Dataset items:
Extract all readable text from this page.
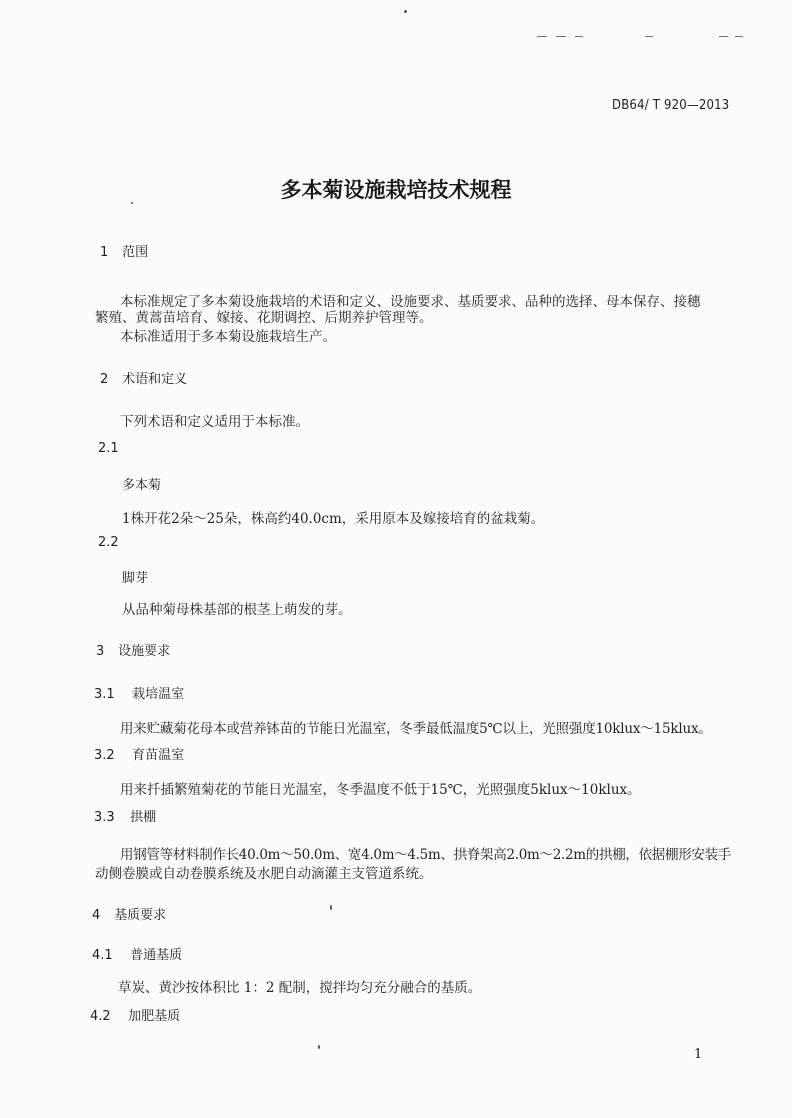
DB64/ T 920—2013
多本菊设施栽培技术规程
1 范围
本标准规定了多本菊设施栽培的术语和定义、设施要求、基质要求、品种的选择、母本保存、接穗
繁殖、黄蒿苗培育、嫁接、花期调控、后期养护管理等。
本标准适用于多本菊设施栽培生产。
2 术语和定义
下列术语和定义适用于本标准。
2.1
多本菊
1株开花2朵～25朵，株高约40.0cm，采用原本及嫁接培育的盆栽菊。
2.2
脚芽
从品种菊母株基部的根茎上萌发的芽。
3 设施要求
3.1 栽培温室
用来贮藏菊花母本或营养钵苗的节能日光温室，冬季最低温度5℃以上，光照强度10klux～15klux。
3.2 育苗温室
用来扦插繁殖菊花的节能日光温室，冬季温度不低于15℃，光照强度5klux～10klux。
3.3 拱棚
用钢管等材料制作长40.0m～50.0m、宽4.0m～4.5m、拱脊架高2.0m～2.2m的拱棚，依据棚形安装手
动侧卷膜或自动卷膜系统及水肥自动滴灌主支管道系统。
4 基质要求
4.1 普通基质
草炭、黄沙按体积比 1：2 配制，搅拌均匀充分融合的基质。
4.2 加肥基质
1
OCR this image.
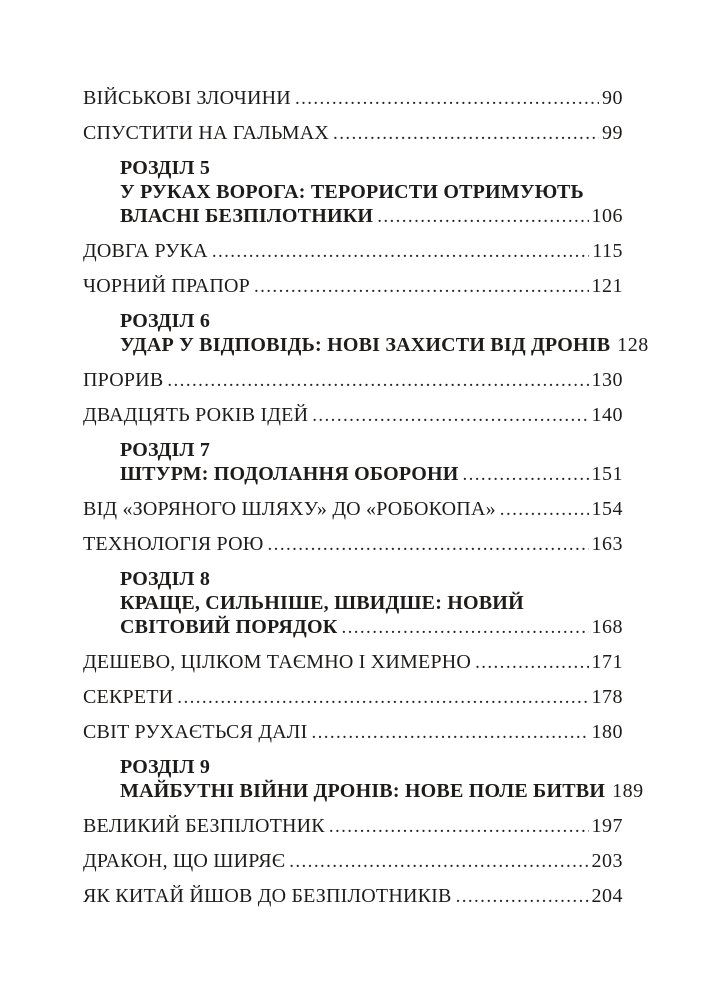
ВІЙСЬКОВІ ЗЛОЧИНИ .....	90
СПУСТИТИ НА ГАЛЬМАХ .....	99
РОЗДІЛ 5
У РУКАХ ВОРОГА: ТЕРОРИСТИ ОТРИМУЮТЬ
ВЛАСНІ БЕЗПІЛОТНИКИ .....	106
ДОВГА РУКА .....	115
ЧОРНИЙ ПРАПОР .....	121
РОЗДІЛ 6
УДАР У ВІДПОВІДЬ: НОВІ ЗАХИСТИ ВІД ДРОНІВ 128
ПРОРИВ .....	130
ДВАДЦЯТЬ РОКІВ ІДЕЙ .....	140
РОЗДІЛ 7
ШТУРМ: ПОДОЛАННЯ ОБОРОНИ .....	151
ВІД «ЗОРЯНОГО ШЛЯХУ» ДО «РОБОКОПА» .....	154
ТЕХНОЛОГІЯ РОЮ .....	163
РОЗДІЛ 8
КРАЩЕ, СИЛЬНІШЕ, ШВИДШЕ: НОВИЙ
СВІТОВИЙ ПОРЯДОК .....	168
ДЕШЕВО, ЦІЛКОМ ТАЄМНО І ХИМЕРНО .....	171
СЕКРЕТИ .....	178
СВІТ РУХАЄТЬСЯ ДАЛІ .....	180
РОЗДІЛ 9
МАЙБУТНІ ВІЙНИ ДРОНІВ: НОВЕ ПОЛЕ БИТВИ 189
ВЕЛИКИЙ БЕЗПІЛОТНИК .....	197
ДРАКОН, ЩО ШИРЯЄ .....	203
ЯК КИТАЙ ЙШОВ ДО БЕЗПІЛОТНИКІВ .....	204
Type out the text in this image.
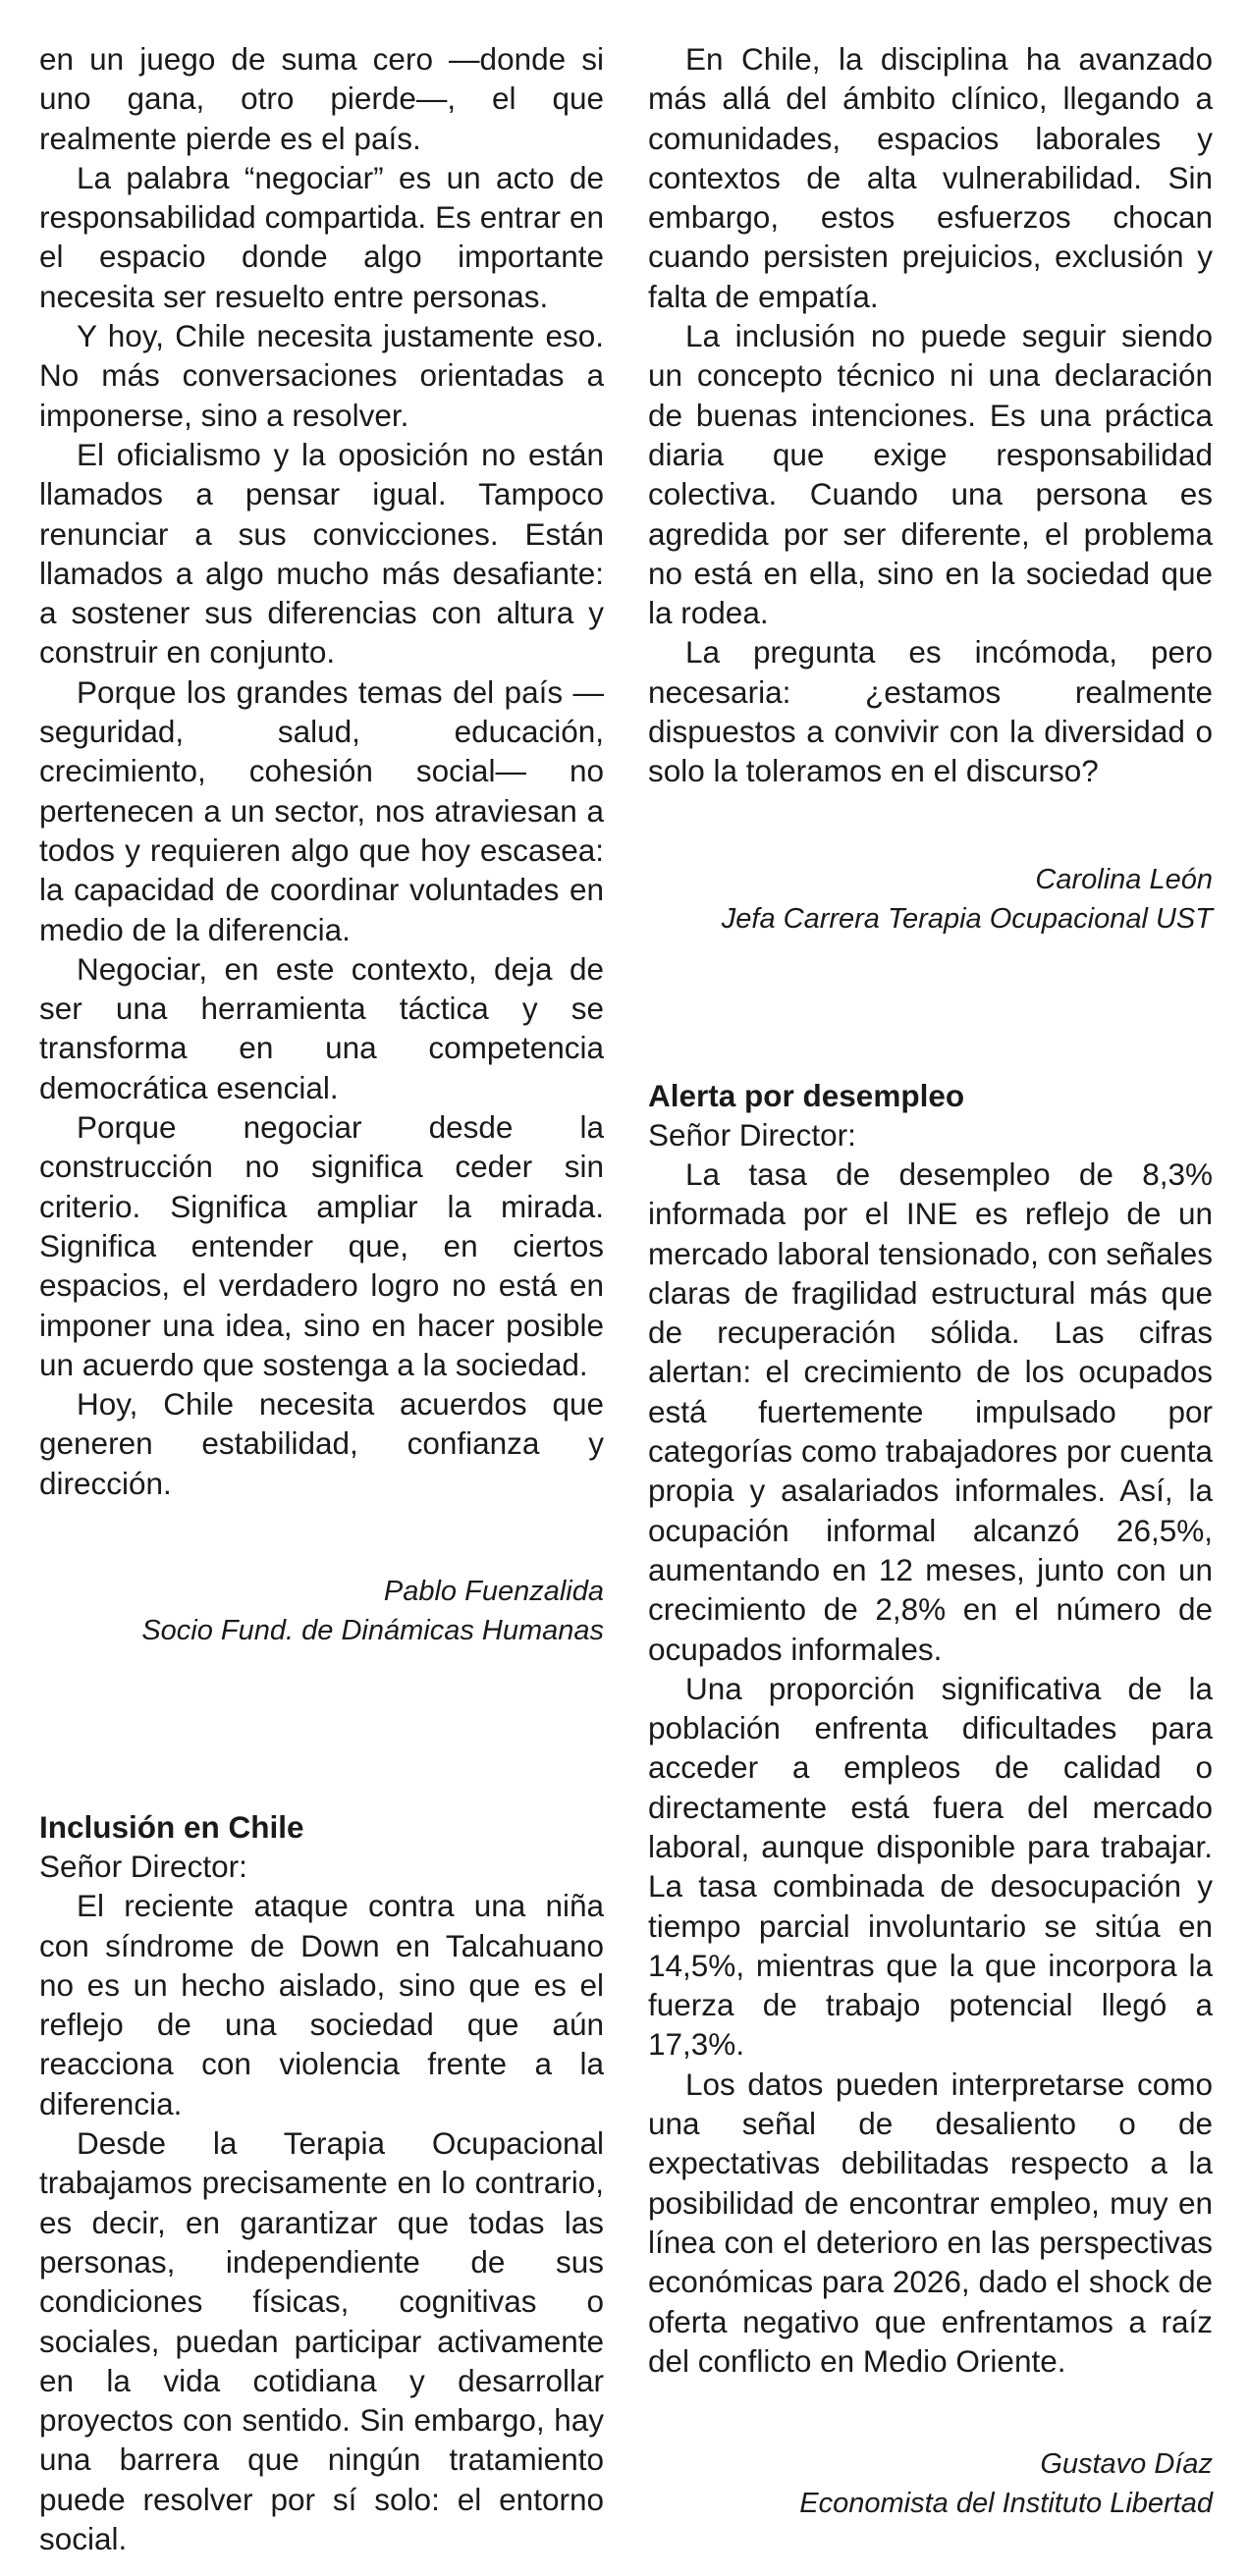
en un juego de suma cero —donde si uno gana, otro pierde—, el que realmente pierde es el país.

La palabra “negociar” es un acto de responsabilidad compartida. Es entrar en el espacio donde algo importante necesita ser resuelto entre personas.

Y hoy, Chile necesita justamente eso. No más conversaciones orientadas a imponerse, sino a resolver.

El oficialismo y la oposición no están llamados a pensar igual. Tampoco renunciar a sus convicciones. Están llamados a algo mucho más desafiante: a sostener sus diferencias con altura y construir en conjunto.

Porque los grandes temas del país —seguridad, salud, educación, crecimiento, cohesión social— no pertenecen a un sector, nos atraviesan a todos y requieren algo que hoy escasea: la capacidad de coordinar voluntades en medio de la diferencia.

Negociar, en este contexto, deja de ser una herramienta táctica y se transforma en una competencia democrática esencial.

Porque negociar desde la construcción no significa ceder sin criterio. Significa ampliar la mirada. Significa entender que, en ciertos espacios, el verdadero logro no está en imponer una idea, sino en hacer posible un acuerdo que sostenga a la sociedad.

Hoy, Chile necesita acuerdos que generen estabilidad, confianza y dirección.

Pablo Fuenzalida
Socio Fund. de Dinámicas Humanas
Inclusión en Chile
Señor Director:

El reciente ataque contra una niña con síndrome de Down en Talcahuano no es un hecho aislado, sino que es el reflejo de una sociedad que aún reacciona con violencia frente a la diferencia.

Desde la Terapia Ocupacional trabajamos precisamente en lo contrario, es decir, en garantizar que todas las personas, independiente de sus condiciones físicas, cognitivas o sociales, puedan participar activamente en la vida cotidiana y desarrollar proyectos con sentido. Sin embargo, hay una barrera que ningún tratamiento puede resolver por sí solo: el entorno social.

En Chile, la disciplina ha avanzado más allá del ámbito clínico, llegando a comunidades, espacios laborales y contextos de alta vulnerabilidad. Sin embargo, estos esfuerzos chocan cuando persisten prejuicios, exclusión y falta de empatía.

La inclusión no puede seguir siendo un concepto técnico ni una declaración de buenas intenciones. Es una práctica diaria que exige responsabilidad colectiva. Cuando una persona es agredida por ser diferente, el problema no está en ella, sino en la sociedad que la rodea.

La pregunta es incómoda, pero necesaria: ¿estamos realmente dispuestos a convivir con la diversidad o solo la toleramos en el discurso?

Carolina León
Jefa Carrera Terapia Ocupacional UST
Alerta por desempleo
Señor Director:

La tasa de desempleo de 8,3% informada por el INE es reflejo de un mercado laboral tensionado, con señales claras de fragilidad estructural más que de recuperación sólida. Las cifras alertan: el crecimiento de los ocupados está fuertemente impulsado por categorías como trabajadores por cuenta propia y asalariados informales. Así, la ocupación informal alcanzó 26,5%, aumentando en 12 meses, junto con un crecimiento de 2,8% en el número de ocupados informales.

Una proporción significativa de la población enfrenta dificultades para acceder a empleos de calidad o directamente está fuera del mercado laboral, aunque disponible para trabajar. La tasa combinada de desocupación y tiempo parcial involuntario se sitúa en 14,5%, mientras que la que incorpora la fuerza de trabajo potencial llegó a 17,3%.

Los datos pueden interpretarse como una señal de desaliento o de expectativas debilitadas respecto a la posibilidad de encontrar empleo, muy en línea con el deterioro en las perspectivas económicas para 2026, dado el shock de oferta negativo que enfrentamos a raíz del conflicto en Medio Oriente.

Gustavo Díaz
Economista del Instituto Libertad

_WHAT YOU HAVE TO DO_: Transcribe the records verbatim and omit the images.

_ANSWER TO THIS PROBLEM_:
Extract all readable text from this page.
DB64/ T 920—2013
多本菊设施栽培技术规程
1 范围
本标准规定了多本菊设施栽培的术语和定义、设施要求、基质要求、品种的选择、母本保存、接穗
繁殖、黄蒿苗培育、嫁接、花期调控、后期养护管理等。
本标准适用于多本菊设施栽培生产。
2 术语和定义
下列术语和定义适用于本标准。
2.1
多本菊
1株开花2朵～25朵，株高约40.0cm，采用原本及嫁接培育的盆栽菊。
2.2
脚芽
从品种菊母株基部的根茎上萌发的芽。
3 设施要求
3.1 栽培温室
用来贮藏菊花母本或营养钵苗的节能日光温室，冬季最低温度5℃以上，光照强度10klux～15klux。
3.2 育苗温室
用来扦插繁殖菊花的节能日光温室，冬季温度不低于15℃，光照强度5klux～10klux。
3.3 拱棚
用钢管等材料制作长40.0m～50.0m、宽4.0m～4.5m、拱脊架高2.0m～2.2m的拱棚，依据棚形安装手
动侧卷膜或自动卷膜系统及水肥自动滴灌主支管道系统。
4 基质要求
4.1 普通基质
草炭、黄沙按体积比 1：2 配制，搅拌均匀充分融合的基质。
4.2 加肥基质
1
OCR this image.
ВІЙСЬКОВІ ЗЛОЧИНИ .....	90
СПУСТИТИ НА ГАЛЬМАХ .....	99
РОЗДІЛ 5
У РУКАХ ВОРОГА: ТЕРОРИСТИ ОТРИМУЮТЬ
ВЛАСНІ БЕЗПІЛОТНИКИ .....	106
ДОВГА РУКА .....	115
ЧОРНИЙ ПРАПОР .....	121
РОЗДІЛ 6
УДАР У ВІДПОВІДЬ: НОВІ ЗАХИСТИ ВІД ДРОНІВ 128
ПРОРИВ .....	130
ДВАДЦЯТЬ РОКІВ ІДЕЙ .....	140
РОЗДІЛ 7
ШТУРМ: ПОДОЛАННЯ ОБОРОНИ .....	151
ВІД «ЗОРЯНОГО ШЛЯХУ» ДО «РОБОКОПА» .....	154
ТЕХНОЛОГІЯ РОЮ .....	163
РОЗДІЛ 8
КРАЩЕ, СИЛЬНІШЕ, ШВИДШЕ: НОВИЙ
СВІТОВИЙ ПОРЯДОК .....	168
ДЕШЕВО, ЦІЛКОМ ТАЄМНО І ХИМЕРНО .....	171
СЕКРЕТИ .....	178
СВІТ РУХАЄТЬСЯ ДАЛІ .....	180
РОЗДІЛ 9
МАЙБУТНІ ВІЙНИ ДРОНІВ: НОВЕ ПОЛЕ БИТВИ 189
ВЕЛИКИЙ БЕЗПІЛОТНИК .....	197
ДРАКОН, ЩО ШИРЯЄ .....	203
ЯК КИТАЙ ЙШОВ ДО БЕЗПІЛОТНИКІВ .....	204
Type out the text in this image.
en un juego de suma cero —donde si uno gana, otro pierde—, el que realmente pierde es el país.

La palabra “negociar” es un acto de responsabilidad compartida. Es entrar en el espacio donde algo importante necesita ser resuelto entre personas.

Y hoy, Chile necesita justamente eso. No más conversaciones orientadas a imponerse, sino a resolver.

El oficialismo y la oposición no están llamados a pensar igual. Tampoco renunciar a sus convicciones. Están llamados a algo mucho más desafiante: a sostener sus diferencias con altura y construir en conjunto.

Porque los grandes temas del país —seguridad, salud, educación, crecimiento, cohesión social— no pertenecen a un sector, nos atraviesan a todos y requieren algo que hoy escasea: la capacidad de coordinar voluntades en medio de la diferencia.

Negociar, en este contexto, deja de ser una herramienta táctica y se transforma en una competencia democrática esencial.

Porque negociar desde la construcción no significa ceder sin criterio. Significa ampliar la mirada. Significa entender que, en ciertos espacios, el verdadero logro no está en imponer una idea, sino en hacer posible un acuerdo que sostenga a la sociedad.

Hoy, Chile necesita acuerdos que generen estabilidad, confianza y dirección.

Pablo Fuenzalida
Socio Fund. de Dinámicas Humanas
Inclusión en Chile
Señor Director:

El reciente ataque contra una niña con síndrome de Down en Talcahuano no es un hecho aislado, sino que es el reflejo de una sociedad que aún reacciona con violencia frente a la diferencia.

Desde la Terapia Ocupacional trabajamos precisamente en lo contrario, es decir, en garantizar que todas las personas, independiente de sus condiciones físicas, cognitivas o sociales, puedan participar activamente en la vida cotidiana y desarrollar proyectos con sentido. Sin embargo, hay una barrera que ningún tratamiento puede resolver por sí solo: el entorno social.

En Chile, la disciplina ha avanzado más allá del ámbito clínico, llegando a comunidades, espacios laborales y contextos de alta vulnerabilidad. Sin embargo, estos esfuerzos chocan cuando persisten prejuicios, exclusión y falta de empatía.

La inclusión no puede seguir siendo un concepto técnico ni una declaración de buenas intenciones. Es una práctica diaria que exige responsabilidad colectiva. Cuando una persona es agredida por ser diferente, el problema no está en ella, sino en la sociedad que la rodea.

La pregunta es incómoda, pero necesaria: ¿estamos realmente dispuestos a convivir con la diversidad o solo la toleramos en el discurso?

Carolina León
Jefa Carrera Terapia Ocupacional UST
Alerta por desempleo
Señor Director:

La tasa de desempleo de 8,3% informada por el INE es reflejo de un mercado laboral tensionado, con señales claras de fragilidad estructural más que de recuperación sólida. Las cifras alertan: el crecimiento de los ocupados está fuertemente impulsado por categorías como trabajadores por cuenta propia y asalariados informales. Así, la ocupación informal alcanzó 26,5%, aumentando en 12 meses, junto con un crecimiento de 2,8% en el número de ocupados informales.

Una proporción significativa de la población enfrenta dificultades para acceder a empleos de calidad o directamente está fuera del mercado laboral, aunque disponible para trabajar. La tasa combinada de desocupación y tiempo parcial involuntario se sitúa en 14,5%, mientras que la que incorpora la fuerza de trabajo potencial llegó a 17,3%.

Los datos pueden interpretarse como una señal de desaliento o de expectativas debilitadas respecto a la posibilidad de encontrar empleo, muy en línea con el deterioro en las perspectivas económicas para 2026, dado el shock de oferta negativo que enfrentamos a raíz del conflicto en Medio Oriente.

Gustavo Díaz
Economista del Instituto Libertad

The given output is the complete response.